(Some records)
-- start --
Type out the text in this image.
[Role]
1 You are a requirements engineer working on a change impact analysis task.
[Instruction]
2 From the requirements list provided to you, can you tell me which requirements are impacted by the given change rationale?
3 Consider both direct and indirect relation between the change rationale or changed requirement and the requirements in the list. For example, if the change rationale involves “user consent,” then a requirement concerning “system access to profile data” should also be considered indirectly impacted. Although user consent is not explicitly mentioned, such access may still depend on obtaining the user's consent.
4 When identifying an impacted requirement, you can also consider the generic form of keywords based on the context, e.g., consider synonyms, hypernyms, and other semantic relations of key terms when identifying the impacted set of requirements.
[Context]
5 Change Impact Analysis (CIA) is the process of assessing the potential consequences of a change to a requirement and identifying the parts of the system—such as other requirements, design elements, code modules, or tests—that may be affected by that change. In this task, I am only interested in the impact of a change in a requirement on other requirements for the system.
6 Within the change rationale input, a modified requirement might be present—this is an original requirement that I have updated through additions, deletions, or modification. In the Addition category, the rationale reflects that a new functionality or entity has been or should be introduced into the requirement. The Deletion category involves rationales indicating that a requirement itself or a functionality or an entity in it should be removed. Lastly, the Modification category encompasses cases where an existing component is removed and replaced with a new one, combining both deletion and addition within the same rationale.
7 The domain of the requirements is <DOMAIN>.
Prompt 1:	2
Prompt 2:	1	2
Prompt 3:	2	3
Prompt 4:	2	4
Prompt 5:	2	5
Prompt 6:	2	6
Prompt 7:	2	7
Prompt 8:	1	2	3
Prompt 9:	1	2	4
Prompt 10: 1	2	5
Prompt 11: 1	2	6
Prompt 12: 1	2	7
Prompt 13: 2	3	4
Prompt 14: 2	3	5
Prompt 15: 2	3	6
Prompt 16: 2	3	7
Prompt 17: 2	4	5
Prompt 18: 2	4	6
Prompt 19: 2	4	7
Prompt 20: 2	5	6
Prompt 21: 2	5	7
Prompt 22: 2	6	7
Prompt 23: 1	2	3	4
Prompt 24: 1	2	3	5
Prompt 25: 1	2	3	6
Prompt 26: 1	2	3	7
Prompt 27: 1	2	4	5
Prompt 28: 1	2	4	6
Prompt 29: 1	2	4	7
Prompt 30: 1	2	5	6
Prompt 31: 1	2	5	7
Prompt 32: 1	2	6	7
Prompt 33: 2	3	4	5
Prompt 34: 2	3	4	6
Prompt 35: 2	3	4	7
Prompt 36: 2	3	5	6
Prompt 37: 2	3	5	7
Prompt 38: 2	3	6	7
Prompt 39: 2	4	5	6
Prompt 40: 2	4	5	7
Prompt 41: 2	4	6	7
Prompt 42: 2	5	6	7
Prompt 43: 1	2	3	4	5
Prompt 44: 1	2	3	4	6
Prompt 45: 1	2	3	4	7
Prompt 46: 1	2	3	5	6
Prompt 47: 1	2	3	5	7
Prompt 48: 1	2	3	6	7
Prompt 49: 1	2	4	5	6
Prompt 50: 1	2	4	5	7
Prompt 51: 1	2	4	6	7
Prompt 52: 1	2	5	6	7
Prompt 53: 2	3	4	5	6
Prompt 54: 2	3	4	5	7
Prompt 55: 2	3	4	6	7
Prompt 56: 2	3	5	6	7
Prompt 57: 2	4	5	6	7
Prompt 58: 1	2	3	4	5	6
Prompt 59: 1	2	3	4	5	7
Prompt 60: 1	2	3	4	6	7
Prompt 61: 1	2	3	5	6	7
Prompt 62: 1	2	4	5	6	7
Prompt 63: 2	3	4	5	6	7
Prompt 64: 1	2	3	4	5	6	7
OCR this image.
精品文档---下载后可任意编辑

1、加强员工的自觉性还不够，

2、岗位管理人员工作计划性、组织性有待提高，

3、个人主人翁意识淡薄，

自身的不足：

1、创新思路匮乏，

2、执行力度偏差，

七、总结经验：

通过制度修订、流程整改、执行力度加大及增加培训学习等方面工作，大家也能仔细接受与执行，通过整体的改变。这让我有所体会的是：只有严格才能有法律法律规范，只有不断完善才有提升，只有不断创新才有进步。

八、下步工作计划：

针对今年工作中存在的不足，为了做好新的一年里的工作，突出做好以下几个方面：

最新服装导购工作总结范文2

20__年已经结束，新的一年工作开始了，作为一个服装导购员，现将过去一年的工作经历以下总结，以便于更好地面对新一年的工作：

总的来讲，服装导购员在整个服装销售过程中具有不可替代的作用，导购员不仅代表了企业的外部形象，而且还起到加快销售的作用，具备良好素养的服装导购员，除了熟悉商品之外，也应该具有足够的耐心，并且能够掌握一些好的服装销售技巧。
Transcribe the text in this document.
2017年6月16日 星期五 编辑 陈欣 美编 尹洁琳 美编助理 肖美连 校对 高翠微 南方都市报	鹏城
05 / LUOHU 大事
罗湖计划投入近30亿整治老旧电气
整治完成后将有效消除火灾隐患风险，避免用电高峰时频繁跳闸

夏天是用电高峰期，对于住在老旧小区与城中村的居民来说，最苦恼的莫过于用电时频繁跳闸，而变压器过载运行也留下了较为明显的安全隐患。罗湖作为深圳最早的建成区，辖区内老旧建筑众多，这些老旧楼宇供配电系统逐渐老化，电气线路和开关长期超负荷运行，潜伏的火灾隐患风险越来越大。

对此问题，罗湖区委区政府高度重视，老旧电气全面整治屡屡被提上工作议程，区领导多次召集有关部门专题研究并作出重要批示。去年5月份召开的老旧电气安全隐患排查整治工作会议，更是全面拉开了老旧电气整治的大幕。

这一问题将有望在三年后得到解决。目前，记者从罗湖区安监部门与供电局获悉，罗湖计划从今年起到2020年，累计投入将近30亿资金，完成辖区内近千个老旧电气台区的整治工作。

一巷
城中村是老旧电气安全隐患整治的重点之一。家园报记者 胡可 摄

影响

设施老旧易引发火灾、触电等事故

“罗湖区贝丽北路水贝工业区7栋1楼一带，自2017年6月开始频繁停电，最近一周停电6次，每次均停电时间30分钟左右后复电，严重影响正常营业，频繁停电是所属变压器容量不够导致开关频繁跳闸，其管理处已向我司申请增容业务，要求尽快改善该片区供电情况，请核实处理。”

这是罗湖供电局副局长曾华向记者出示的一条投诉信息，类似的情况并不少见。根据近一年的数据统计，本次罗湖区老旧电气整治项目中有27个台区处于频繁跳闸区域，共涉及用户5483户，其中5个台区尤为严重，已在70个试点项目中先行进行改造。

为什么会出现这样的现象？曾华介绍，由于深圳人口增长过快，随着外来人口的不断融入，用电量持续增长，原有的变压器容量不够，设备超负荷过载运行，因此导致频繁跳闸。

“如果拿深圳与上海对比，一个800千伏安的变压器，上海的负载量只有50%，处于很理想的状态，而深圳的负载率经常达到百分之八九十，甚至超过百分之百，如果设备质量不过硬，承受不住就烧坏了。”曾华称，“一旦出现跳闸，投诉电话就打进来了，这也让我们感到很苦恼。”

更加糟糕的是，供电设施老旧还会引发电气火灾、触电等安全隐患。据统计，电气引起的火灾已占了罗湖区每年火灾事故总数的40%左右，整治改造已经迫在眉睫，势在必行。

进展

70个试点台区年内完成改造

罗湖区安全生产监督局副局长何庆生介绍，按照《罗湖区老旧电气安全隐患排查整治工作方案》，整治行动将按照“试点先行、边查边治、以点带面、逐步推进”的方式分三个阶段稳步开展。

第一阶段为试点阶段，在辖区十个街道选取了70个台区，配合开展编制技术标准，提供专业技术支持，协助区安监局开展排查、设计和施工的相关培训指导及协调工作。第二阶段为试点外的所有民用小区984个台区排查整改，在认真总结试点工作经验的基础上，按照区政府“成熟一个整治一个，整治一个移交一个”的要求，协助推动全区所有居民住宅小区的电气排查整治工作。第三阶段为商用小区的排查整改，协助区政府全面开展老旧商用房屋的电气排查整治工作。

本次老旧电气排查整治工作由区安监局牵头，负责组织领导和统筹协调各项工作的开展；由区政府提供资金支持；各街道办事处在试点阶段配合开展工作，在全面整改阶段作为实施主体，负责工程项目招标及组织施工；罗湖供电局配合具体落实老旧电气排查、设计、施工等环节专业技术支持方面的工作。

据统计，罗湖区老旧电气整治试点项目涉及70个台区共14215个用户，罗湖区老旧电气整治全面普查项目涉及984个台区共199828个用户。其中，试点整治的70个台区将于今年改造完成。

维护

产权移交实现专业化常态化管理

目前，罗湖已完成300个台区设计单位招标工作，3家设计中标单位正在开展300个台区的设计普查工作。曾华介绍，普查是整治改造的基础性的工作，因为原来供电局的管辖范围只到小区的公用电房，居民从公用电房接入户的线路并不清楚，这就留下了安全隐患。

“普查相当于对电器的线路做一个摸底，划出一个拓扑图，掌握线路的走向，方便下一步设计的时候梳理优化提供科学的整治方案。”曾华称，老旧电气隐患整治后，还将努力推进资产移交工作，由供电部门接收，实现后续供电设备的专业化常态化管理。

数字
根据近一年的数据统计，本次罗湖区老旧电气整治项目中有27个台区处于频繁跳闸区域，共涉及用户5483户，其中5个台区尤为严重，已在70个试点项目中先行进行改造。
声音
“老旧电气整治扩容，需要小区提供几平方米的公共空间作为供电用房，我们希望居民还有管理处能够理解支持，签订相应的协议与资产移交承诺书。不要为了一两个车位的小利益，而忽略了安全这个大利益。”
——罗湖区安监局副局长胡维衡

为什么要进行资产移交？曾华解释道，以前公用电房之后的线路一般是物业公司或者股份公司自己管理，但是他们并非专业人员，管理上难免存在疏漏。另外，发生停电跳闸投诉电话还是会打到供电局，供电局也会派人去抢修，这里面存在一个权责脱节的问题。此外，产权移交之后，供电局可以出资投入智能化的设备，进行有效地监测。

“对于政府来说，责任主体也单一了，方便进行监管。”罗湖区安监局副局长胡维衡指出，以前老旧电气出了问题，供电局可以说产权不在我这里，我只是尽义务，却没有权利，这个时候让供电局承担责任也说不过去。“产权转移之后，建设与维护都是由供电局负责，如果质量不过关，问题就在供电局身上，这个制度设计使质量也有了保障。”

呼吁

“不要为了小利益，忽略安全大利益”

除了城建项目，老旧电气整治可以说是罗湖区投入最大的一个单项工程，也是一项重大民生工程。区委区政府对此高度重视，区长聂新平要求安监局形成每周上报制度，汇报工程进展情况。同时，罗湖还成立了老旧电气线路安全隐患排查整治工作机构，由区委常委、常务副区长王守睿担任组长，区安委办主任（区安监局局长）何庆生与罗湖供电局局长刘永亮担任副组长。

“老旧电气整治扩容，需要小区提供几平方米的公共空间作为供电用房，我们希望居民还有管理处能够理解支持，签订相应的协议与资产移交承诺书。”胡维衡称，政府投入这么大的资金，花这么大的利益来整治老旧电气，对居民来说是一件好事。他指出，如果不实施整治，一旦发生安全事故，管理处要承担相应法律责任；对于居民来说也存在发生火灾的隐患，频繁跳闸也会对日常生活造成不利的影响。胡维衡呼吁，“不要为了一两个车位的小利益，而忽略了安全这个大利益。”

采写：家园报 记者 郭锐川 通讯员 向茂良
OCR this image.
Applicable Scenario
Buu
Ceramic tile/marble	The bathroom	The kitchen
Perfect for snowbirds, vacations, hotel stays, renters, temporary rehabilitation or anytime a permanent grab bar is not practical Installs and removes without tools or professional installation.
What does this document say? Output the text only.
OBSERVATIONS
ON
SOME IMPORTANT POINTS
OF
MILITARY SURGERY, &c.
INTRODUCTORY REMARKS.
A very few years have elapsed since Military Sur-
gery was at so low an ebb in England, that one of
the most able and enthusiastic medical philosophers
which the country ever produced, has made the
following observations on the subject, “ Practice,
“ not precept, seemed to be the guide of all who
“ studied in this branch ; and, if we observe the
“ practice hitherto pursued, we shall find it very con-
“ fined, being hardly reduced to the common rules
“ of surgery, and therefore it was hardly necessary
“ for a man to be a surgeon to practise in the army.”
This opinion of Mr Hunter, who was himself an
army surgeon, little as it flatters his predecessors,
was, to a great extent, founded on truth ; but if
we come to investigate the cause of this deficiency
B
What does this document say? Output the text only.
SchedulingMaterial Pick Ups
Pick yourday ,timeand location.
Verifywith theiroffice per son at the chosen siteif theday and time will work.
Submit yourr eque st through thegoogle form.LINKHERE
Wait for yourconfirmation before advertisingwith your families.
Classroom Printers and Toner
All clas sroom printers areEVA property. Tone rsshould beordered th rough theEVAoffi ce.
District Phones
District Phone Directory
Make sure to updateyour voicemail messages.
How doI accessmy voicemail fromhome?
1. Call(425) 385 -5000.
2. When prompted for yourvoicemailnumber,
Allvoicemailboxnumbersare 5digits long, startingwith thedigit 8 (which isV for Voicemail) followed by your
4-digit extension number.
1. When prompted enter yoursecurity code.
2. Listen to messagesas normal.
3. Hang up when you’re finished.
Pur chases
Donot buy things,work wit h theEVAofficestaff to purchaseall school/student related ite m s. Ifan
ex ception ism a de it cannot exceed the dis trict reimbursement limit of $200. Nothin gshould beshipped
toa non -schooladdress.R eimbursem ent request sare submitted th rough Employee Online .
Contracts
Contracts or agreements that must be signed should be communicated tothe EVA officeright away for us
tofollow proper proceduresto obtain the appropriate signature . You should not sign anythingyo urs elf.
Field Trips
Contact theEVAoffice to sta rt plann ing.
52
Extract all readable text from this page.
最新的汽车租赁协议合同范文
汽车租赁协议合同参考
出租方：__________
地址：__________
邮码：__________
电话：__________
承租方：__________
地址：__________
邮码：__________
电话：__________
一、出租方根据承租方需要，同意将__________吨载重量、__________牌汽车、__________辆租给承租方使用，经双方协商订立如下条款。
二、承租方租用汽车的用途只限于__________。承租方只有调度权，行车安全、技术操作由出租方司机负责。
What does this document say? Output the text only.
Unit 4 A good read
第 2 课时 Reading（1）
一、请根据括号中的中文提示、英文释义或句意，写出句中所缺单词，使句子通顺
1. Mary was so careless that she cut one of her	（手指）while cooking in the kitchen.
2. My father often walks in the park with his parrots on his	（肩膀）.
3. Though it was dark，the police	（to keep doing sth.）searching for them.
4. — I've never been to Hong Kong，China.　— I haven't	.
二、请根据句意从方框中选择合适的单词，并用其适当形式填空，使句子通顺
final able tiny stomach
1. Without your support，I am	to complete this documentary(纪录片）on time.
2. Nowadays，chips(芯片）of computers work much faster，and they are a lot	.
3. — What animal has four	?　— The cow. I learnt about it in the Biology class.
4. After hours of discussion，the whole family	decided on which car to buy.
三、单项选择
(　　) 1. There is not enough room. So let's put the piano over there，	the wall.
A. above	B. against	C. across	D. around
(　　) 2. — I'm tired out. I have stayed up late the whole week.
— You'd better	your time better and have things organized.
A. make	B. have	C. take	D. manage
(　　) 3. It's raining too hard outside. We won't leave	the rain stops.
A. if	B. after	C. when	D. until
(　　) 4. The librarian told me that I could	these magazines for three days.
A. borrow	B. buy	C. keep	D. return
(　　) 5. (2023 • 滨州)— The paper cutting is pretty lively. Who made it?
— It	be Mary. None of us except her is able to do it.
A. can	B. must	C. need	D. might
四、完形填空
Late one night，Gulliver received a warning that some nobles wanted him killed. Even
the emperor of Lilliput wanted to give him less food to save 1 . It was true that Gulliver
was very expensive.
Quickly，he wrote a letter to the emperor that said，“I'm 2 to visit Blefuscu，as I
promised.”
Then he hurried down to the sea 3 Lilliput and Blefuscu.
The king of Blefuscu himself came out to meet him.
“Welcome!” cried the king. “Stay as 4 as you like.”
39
-- end --
| Directions for this task |
State how many lines in the records above contain the word "which", giving only the number.

| Answer below |
4